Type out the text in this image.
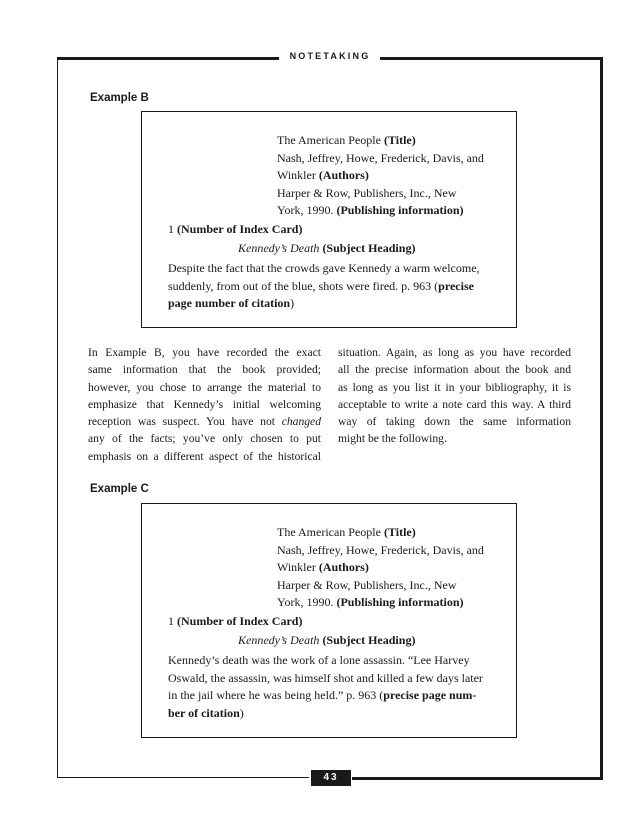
NOTETAKING
43
Example B
The American People (Title)
Nash, Jeffrey, Howe, Frederick, Davis, and
Winkler (Authors)
Harper & Row, Publishers, Inc., New
York, 1990. (Publishing information)
1 (Number of Index Card)
Kennedy’s Death (Subject Heading)
Despite the fact that the crowds gave Kennedy a warm welcome,
suddenly, from out of the blue, shots were fired. p. 963 (precise
page number of citation)
In Example B, you have recorded the exact
same information that the book provided;
however, you chose to arrange the material to
emphasize that Kennedy’s initial welcoming
reception was suspect. You have not changed
any of the facts; you’ve only chosen to put
emphasis on a different aspect of the historical
situation. Again, as long as you have recorded
all the precise information about the book and
as long as you list it in your bibliography, it is
acceptable to write a note card this way. A third
way of taking down the same information
might be the following.
Example C
The American People (Title)
Nash, Jeffrey, Howe, Frederick, Davis, and
Winkler (Authors)
Harper & Row, Publishers, Inc., New
York, 1990. (Publishing information)
1 (Number of Index Card)
Kennedy’s Death (Subject Heading)
Kennedy’s death was the work of a lone assassin. “Lee Harvey
Oswald, the assassin, was himself shot and killed a few days later
in the jail where he was being held.” p. 963 (precise page num-
ber of citation)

**WHAT YOU SHOULD DO:**
Filter the entries above down to the lines containing the word "citation".

**TASK OUTPUT:**
page number of citation)
ber of citation)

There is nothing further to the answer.